Your instructions -
Transcribe all the entries word for word, omitting any pictures they contain.
— begin —
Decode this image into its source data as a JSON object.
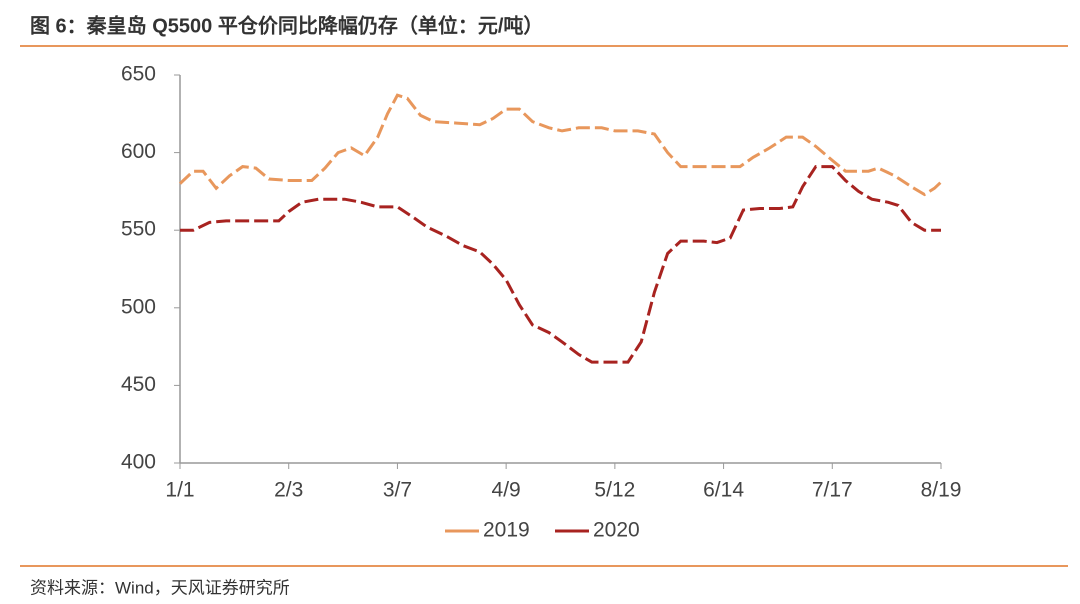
{
  "chart_data": {
    "type": "line",
    "title": "图 6：秦皇岛 Q5500 平仓价同比降幅仍存（单位：元/吨）",
    "source": "资料来源：Wind，天风证券研究所",
    "xlim": [
      "1/1",
      "8/19"
    ],
    "xticks": [
      "1/1",
      "2/3",
      "3/7",
      "4/9",
      "5/12",
      "6/14",
      "7/17",
      "8/19"
    ],
    "ylim": [
      400,
      650
    ],
    "yticks": [
      400,
      450,
      500,
      550,
      600,
      650
    ],
    "series": [
      {
        "name": "2019",
        "color": "#e8975c",
        "x": [
          "1/1",
          "1/5",
          "1/8",
          "1/12",
          "1/16",
          "1/20",
          "1/24",
          "1/28",
          "2/3",
          "2/10",
          "2/14",
          "2/18",
          "2/22",
          "2/26",
          "3/1",
          "3/4",
          "3/7",
          "3/10",
          "3/14",
          "3/18",
          "3/25",
          "4/1",
          "4/5",
          "4/9",
          "4/13",
          "4/17",
          "4/22",
          "4/26",
          "5/1",
          "5/8",
          "5/12",
          "5/19",
          "5/24",
          "5/28",
          "6/1",
          "6/8",
          "6/14",
          "6/19",
          "6/23",
          "6/28",
          "7/3",
          "7/8",
          "7/12",
          "7/17",
          "7/21",
          "7/28",
          "7/31",
          "8/5",
          "8/10",
          "8/14",
          "8/17",
          "8/19"
        ],
        "values": [
          580,
          588,
          588,
          577,
          585,
          591,
          590,
          583,
          582,
          582,
          590,
          600,
          603,
          598,
          610,
          625,
          637,
          635,
          624,
          620,
          619,
          618,
          622,
          628,
          628,
          620,
          616,
          614,
          616,
          616,
          614,
          614,
          612,
          600,
          591,
          591,
          591,
          591,
          597,
          603,
          610,
          610,
          604,
          595,
          588,
          588,
          590,
          585,
          578,
          573,
          577,
          581
        ]
      },
      {
        "name": "2020",
        "color": "#a82320",
        "x": [
          "1/1",
          "1/5",
          "1/10",
          "1/15",
          "1/24",
          "1/31",
          "2/3",
          "2/7",
          "2/12",
          "2/20",
          "2/25",
          "3/1",
          "3/7",
          "3/12",
          "3/16",
          "3/22",
          "3/27",
          "4/1",
          "4/5",
          "4/9",
          "4/13",
          "4/17",
          "4/22",
          "4/26",
          "5/1",
          "5/5",
          "5/12",
          "5/16",
          "5/20",
          "5/24",
          "5/28",
          "6/1",
          "6/8",
          "6/12",
          "6/16",
          "6/20",
          "6/25",
          "7/1",
          "7/5",
          "7/8",
          "7/12",
          "7/17",
          "7/21",
          "7/25",
          "7/29",
          "8/3",
          "8/6",
          "8/10",
          "8/14",
          "8/19"
        ],
        "values": [
          550,
          550,
          555,
          556,
          556,
          556,
          562,
          568,
          570,
          570,
          568,
          565,
          565,
          558,
          552,
          546,
          540,
          536,
          528,
          518,
          502,
          489,
          484,
          478,
          470,
          465,
          465,
          465,
          478,
          510,
          535,
          543,
          543,
          542,
          545,
          563,
          564,
          564,
          565,
          578,
          591,
          591,
          582,
          575,
          570,
          568,
          566,
          555,
          550,
          550
        ]
      }
    ]
  }
}
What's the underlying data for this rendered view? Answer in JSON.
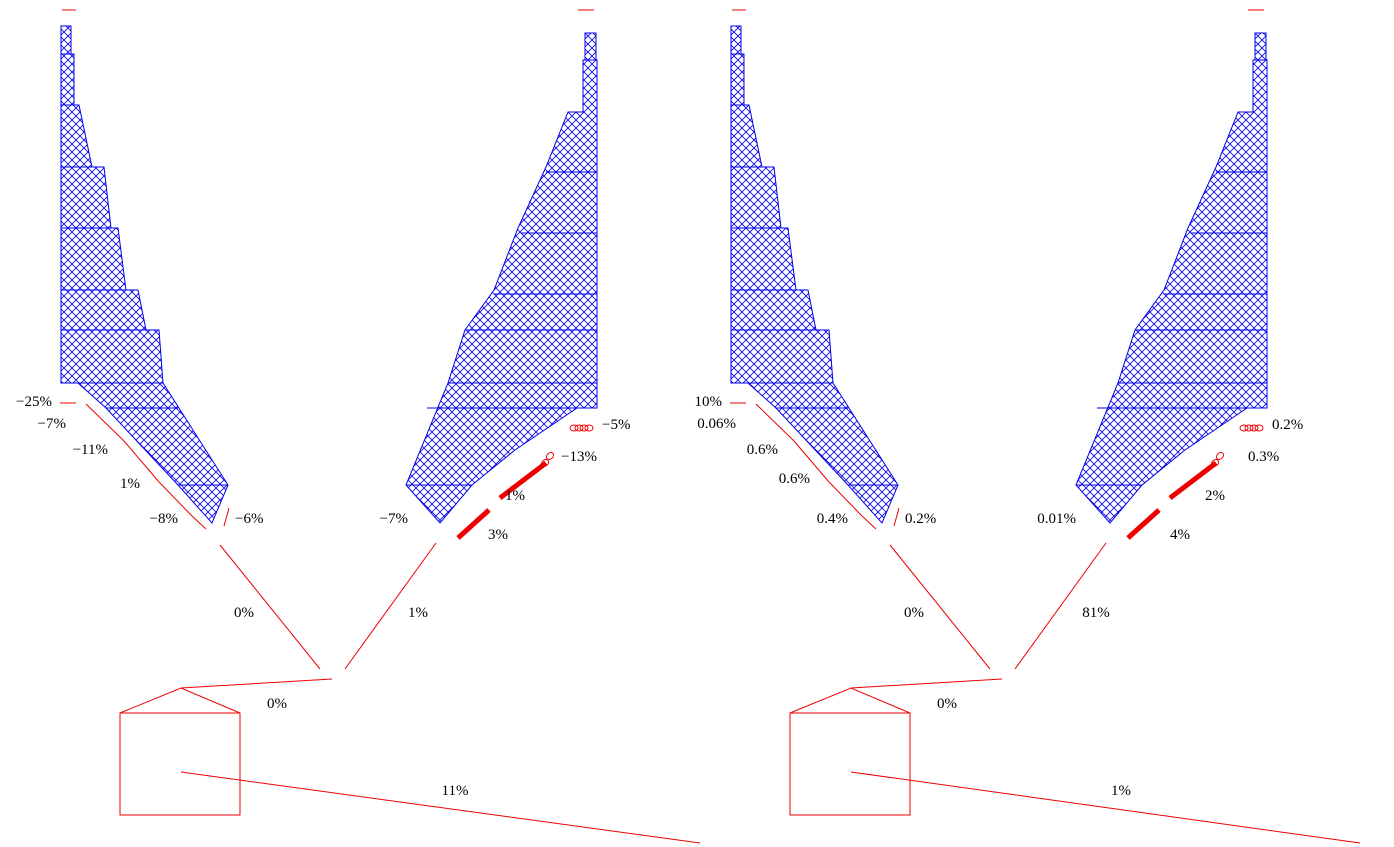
{
  "colors": {
    "structure": "#0000ee",
    "links": "#ee0000",
    "text": "#000000",
    "background": "#ffffff"
  },
  "panels": [
    {
      "labels": {
        "left_top": "−25%",
        "left_1": "−7%",
        "left_2": "−11%",
        "left_3": "1%",
        "left_4": "−8%",
        "left_tip": "−6%",
        "right_top": "−5%",
        "right_1": "−13%",
        "right_2": "1%",
        "right_3": "3%",
        "right_tip": "−7%",
        "branch_left": "0%",
        "branch_right": "1%",
        "base": "0%",
        "outflow": "11%"
      }
    },
    {
      "labels": {
        "left_top": "10%",
        "left_1": "0.06%",
        "left_2": "0.6%",
        "left_3": "0.6%",
        "left_4": "0.4%",
        "left_tip": "0.2%",
        "right_top": "0.2%",
        "right_1": "0.3%",
        "right_2": "2%",
        "right_3": "4%",
        "right_tip": "0.01%",
        "branch_left": "0%",
        "branch_right": "81%",
        "base": "0%",
        "outflow": "1%"
      }
    }
  ]
}
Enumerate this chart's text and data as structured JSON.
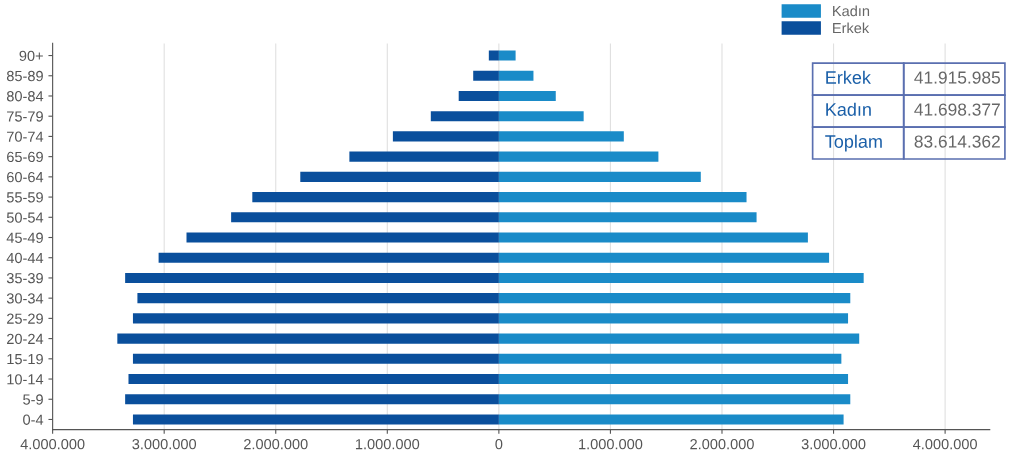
{
  "chart_data": {
    "type": "bar",
    "orientation": "horizontal",
    "stacked": true,
    "categories": [
      "90+",
      "85-89",
      "80-84",
      "75-79",
      "70-74",
      "65-69",
      "60-64",
      "55-59",
      "50-54",
      "45-49",
      "40-44",
      "35-39",
      "30-34",
      "25-29",
      "20-24",
      "15-19",
      "10-14",
      "5-9",
      "0-4"
    ],
    "series": [
      {
        "name": "Kadın",
        "color": "#1a8bc8",
        "values": [
          150000,
          310000,
          510000,
          760000,
          1120000,
          1430000,
          1810000,
          2220000,
          2310000,
          2770000,
          2960000,
          3270000,
          3150000,
          3130000,
          3230000,
          3070000,
          3130000,
          3150000,
          3090000
        ]
      },
      {
        "name": "Erkek",
        "color": "#0a4f9c",
        "values": [
          -90000,
          -230000,
          -360000,
          -610000,
          -950000,
          -1340000,
          -1780000,
          -2210000,
          -2400000,
          -2800000,
          -3050000,
          -3350000,
          -3240000,
          -3280000,
          -3420000,
          -3280000,
          -3320000,
          -3350000,
          -3280000
        ]
      }
    ],
    "xlim": [
      -4000000,
      4400000
    ],
    "xticks": [
      {
        "value": -4000000,
        "label": "4.000.000"
      },
      {
        "value": -3000000,
        "label": "3.000.000"
      },
      {
        "value": -2000000,
        "label": "2.000.000"
      },
      {
        "value": -1000000,
        "label": "1.000.000"
      },
      {
        "value": 0,
        "label": "0"
      },
      {
        "value": 1000000,
        "label": "1.000.000"
      },
      {
        "value": 2000000,
        "label": "2.000.000"
      },
      {
        "value": 3000000,
        "label": "3.000.000"
      },
      {
        "value": 4000000,
        "label": "4.000.000"
      }
    ],
    "grid": "x",
    "legend": "top right",
    "annotations": [
      "Erkek",
      "41.915.985",
      "Kadın",
      "41.698.377",
      "Toplam",
      "83.614.362"
    ]
  }
}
— end —
Problem solution -
Decode this image into its source data as a JSON object.
{
  "chart_data": {
    "type": "line",
    "title": "图 6：秦皇岛 Q5500 平仓价同比降幅仍存（单位：元/吨）",
    "source": "资料来源：Wind，天风证券研究所",
    "xlim": [
      "1/1",
      "8/19"
    ],
    "xticks": [
      "1/1",
      "2/3",
      "3/7",
      "4/9",
      "5/12",
      "6/14",
      "7/17",
      "8/19"
    ],
    "ylim": [
      400,
      650
    ],
    "yticks": [
      400,
      450,
      500,
      550,
      600,
      650
    ],
    "series": [
      {
        "name": "2019",
        "color": "#e8975c",
        "x": [
          "1/1",
          "1/5",
          "1/8",
          "1/12",
          "1/16",
          "1/20",
          "1/24",
          "1/28",
          "2/3",
          "2/10",
          "2/14",
          "2/18",
          "2/22",
          "2/26",
          "3/1",
          "3/4",
          "3/7",
          "3/10",
          "3/14",
          "3/18",
          "3/25",
          "4/1",
          "4/5",
          "4/9",
          "4/13",
          "4/17",
          "4/22",
          "4/26",
          "5/1",
          "5/8",
          "5/12",
          "5/19",
          "5/24",
          "5/28",
          "6/1",
          "6/8",
          "6/14",
          "6/19",
          "6/23",
          "6/28",
          "7/3",
          "7/8",
          "7/12",
          "7/17",
          "7/21",
          "7/28",
          "7/31",
          "8/5",
          "8/10",
          "8/14",
          "8/17",
          "8/19"
        ],
        "values": [
          580,
          588,
          588,
          577,
          585,
          591,
          590,
          583,
          582,
          582,
          590,
          600,
          603,
          598,
          610,
          625,
          637,
          635,
          624,
          620,
          619,
          618,
          622,
          628,
          628,
          620,
          616,
          614,
          616,
          616,
          614,
          614,
          612,
          600,
          591,
          591,
          591,
          591,
          597,
          603,
          610,
          610,
          604,
          595,
          588,
          588,
          590,
          585,
          578,
          573,
          577,
          581
        ]
      },
      {
        "name": "2020",
        "color": "#a82320",
        "x": [
          "1/1",
          "1/5",
          "1/10",
          "1/15",
          "1/24",
          "1/31",
          "2/3",
          "2/7",
          "2/12",
          "2/20",
          "2/25",
          "3/1",
          "3/7",
          "3/12",
          "3/16",
          "3/22",
          "3/27",
          "4/1",
          "4/5",
          "4/9",
          "4/13",
          "4/17",
          "4/22",
          "4/26",
          "5/1",
          "5/5",
          "5/12",
          "5/16",
          "5/20",
          "5/24",
          "5/28",
          "6/1",
          "6/8",
          "6/12",
          "6/16",
          "6/20",
          "6/25",
          "7/1",
          "7/5",
          "7/8",
          "7/12",
          "7/17",
          "7/21",
          "7/25",
          "7/29",
          "8/3",
          "8/6",
          "8/10",
          "8/14",
          "8/19"
        ],
        "values": [
          550,
          550,
          555,
          556,
          556,
          556,
          562,
          568,
          570,
          570,
          568,
          565,
          565,
          558,
          552,
          546,
          540,
          536,
          528,
          518,
          502,
          489,
          484,
          478,
          470,
          465,
          465,
          465,
          478,
          510,
          535,
          543,
          543,
          542,
          545,
          563,
          564,
          564,
          565,
          578,
          591,
          591,
          582,
          575,
          570,
          568,
          566,
          555,
          550,
          550
        ]
      }
    ]
  }
}
What's the underlying data for this rendered view? Answer in JSON.
{
  "colors": {
    "structure": "#0000ee",
    "links": "#ee0000",
    "text": "#000000",
    "background": "#ffffff"
  },
  "panels": [
    {
      "labels": {
        "left_top": "−25%",
        "left_1": "−7%",
        "left_2": "−11%",
        "left_3": "1%",
        "left_4": "−8%",
        "left_tip": "−6%",
        "right_top": "−5%",
        "right_1": "−13%",
        "right_2": "1%",
        "right_3": "3%",
        "right_tip": "−7%",
        "branch_left": "0%",
        "branch_right": "1%",
        "base": "0%",
        "outflow": "11%"
      }
    },
    {
      "labels": {
        "left_top": "10%",
        "left_1": "0.06%",
        "left_2": "0.6%",
        "left_3": "0.6%",
        "left_4": "0.4%",
        "left_tip": "0.2%",
        "right_top": "0.2%",
        "right_1": "0.3%",
        "right_2": "2%",
        "right_3": "4%",
        "right_tip": "0.01%",
        "branch_left": "0%",
        "branch_right": "81%",
        "base": "0%",
        "outflow": "1%"
      }
    }
  ]
}
Enumerate this chart's text and data as structured JSON.
{
  "chart_data": {
    "type": "bar",
    "orientation": "horizontal",
    "stacked": true,
    "categories": [
      "90+",
      "85-89",
      "80-84",
      "75-79",
      "70-74",
      "65-69",
      "60-64",
      "55-59",
      "50-54",
      "45-49",
      "40-44",
      "35-39",
      "30-34",
      "25-29",
      "20-24",
      "15-19",
      "10-14",
      "5-9",
      "0-4"
    ],
    "series": [
      {
        "name": "Kadın",
        "color": "#1a8bc8",
        "values": [
          150000,
          310000,
          510000,
          760000,
          1120000,
          1430000,
          1810000,
          2220000,
          2310000,
          2770000,
          2960000,
          3270000,
          3150000,
          3130000,
          3230000,
          3070000,
          3130000,
          3150000,
          3090000
        ]
      },
      {
        "name": "Erkek",
        "color": "#0a4f9c",
        "values": [
          -90000,
          -230000,
          -360000,
          -610000,
          -950000,
          -1340000,
          -1780000,
          -2210000,
          -2400000,
          -2800000,
          -3050000,
          -3350000,
          -3240000,
          -3280000,
          -3420000,
          -3280000,
          -3320000,
          -3350000,
          -3280000
        ]
      }
    ],
    "xlim": [
      -4000000,
      4400000
    ],
    "xticks": [
      {
        "value": -4000000,
        "label": "4.000.000"
      },
      {
        "value": -3000000,
        "label": "3.000.000"
      },
      {
        "value": -2000000,
        "label": "2.000.000"
      },
      {
        "value": -1000000,
        "label": "1.000.000"
      },
      {
        "value": 0,
        "label": "0"
      },
      {
        "value": 1000000,
        "label": "1.000.000"
      },
      {
        "value": 2000000,
        "label": "2.000.000"
      },
      {
        "value": 3000000,
        "label": "3.000.000"
      },
      {
        "value": 4000000,
        "label": "4.000.000"
      }
    ],
    "grid": "x",
    "legend": "top right",
    "annotations": [
      "Erkek",
      "41.915.985",
      "Kadın",
      "41.698.377",
      "Toplam",
      "83.614.362"
    ]
  }
}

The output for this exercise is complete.